## START Information shown

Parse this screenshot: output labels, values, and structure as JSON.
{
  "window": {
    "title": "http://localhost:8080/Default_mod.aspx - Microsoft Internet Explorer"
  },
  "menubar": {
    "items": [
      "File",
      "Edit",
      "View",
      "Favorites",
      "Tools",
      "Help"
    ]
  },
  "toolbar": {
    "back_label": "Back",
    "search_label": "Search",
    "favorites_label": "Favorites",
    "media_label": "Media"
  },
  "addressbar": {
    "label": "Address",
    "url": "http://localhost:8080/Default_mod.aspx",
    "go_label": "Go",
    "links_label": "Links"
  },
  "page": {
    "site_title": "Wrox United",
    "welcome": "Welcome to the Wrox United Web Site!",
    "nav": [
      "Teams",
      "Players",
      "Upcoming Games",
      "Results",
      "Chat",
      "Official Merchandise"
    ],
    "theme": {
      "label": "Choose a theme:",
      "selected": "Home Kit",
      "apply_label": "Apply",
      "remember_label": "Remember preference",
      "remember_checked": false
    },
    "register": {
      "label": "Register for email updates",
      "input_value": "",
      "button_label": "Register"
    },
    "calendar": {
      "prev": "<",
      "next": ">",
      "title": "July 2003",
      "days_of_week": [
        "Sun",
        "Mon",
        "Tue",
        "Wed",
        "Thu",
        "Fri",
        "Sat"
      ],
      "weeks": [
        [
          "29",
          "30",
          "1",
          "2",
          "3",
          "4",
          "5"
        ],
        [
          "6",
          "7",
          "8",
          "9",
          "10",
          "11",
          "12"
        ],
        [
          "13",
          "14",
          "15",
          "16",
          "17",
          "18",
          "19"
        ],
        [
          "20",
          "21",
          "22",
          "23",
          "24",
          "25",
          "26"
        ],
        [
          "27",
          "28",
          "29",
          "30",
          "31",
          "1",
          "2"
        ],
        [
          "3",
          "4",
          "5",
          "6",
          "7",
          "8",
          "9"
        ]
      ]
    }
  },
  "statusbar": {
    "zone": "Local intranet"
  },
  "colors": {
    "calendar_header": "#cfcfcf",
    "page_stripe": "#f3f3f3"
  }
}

## END Information shown
## START Information shown

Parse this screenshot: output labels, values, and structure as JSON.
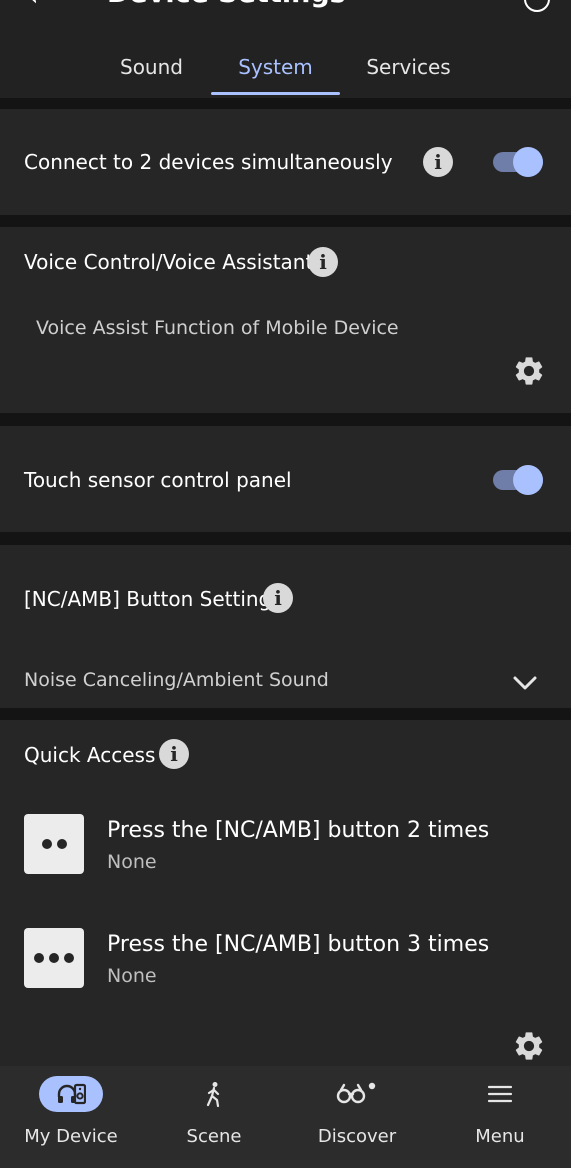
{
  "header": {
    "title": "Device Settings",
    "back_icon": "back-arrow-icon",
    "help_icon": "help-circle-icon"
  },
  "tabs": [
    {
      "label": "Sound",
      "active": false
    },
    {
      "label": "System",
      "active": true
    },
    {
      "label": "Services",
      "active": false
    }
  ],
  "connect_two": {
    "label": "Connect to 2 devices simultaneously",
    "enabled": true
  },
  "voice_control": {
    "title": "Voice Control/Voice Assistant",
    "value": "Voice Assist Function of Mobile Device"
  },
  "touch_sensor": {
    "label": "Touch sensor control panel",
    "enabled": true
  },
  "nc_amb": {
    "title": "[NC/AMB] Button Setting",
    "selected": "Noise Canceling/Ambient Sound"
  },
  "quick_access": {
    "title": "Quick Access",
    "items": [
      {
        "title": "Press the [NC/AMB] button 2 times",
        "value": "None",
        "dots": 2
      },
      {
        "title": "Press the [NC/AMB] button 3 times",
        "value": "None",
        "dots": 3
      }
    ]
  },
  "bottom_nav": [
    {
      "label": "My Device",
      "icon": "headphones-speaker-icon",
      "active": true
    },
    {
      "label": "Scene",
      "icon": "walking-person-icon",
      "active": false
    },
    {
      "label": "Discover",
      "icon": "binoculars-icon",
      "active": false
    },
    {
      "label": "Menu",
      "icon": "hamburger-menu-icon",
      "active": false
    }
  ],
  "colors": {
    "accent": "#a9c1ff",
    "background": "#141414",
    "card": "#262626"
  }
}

## END Information shown

Task requirements: Scan the data for the word "Wrox" and copy every line where it shows up.

Finished task:
    "site_title": "Wrox United",
    "welcome": "Welcome to the Wrox United Web Site!",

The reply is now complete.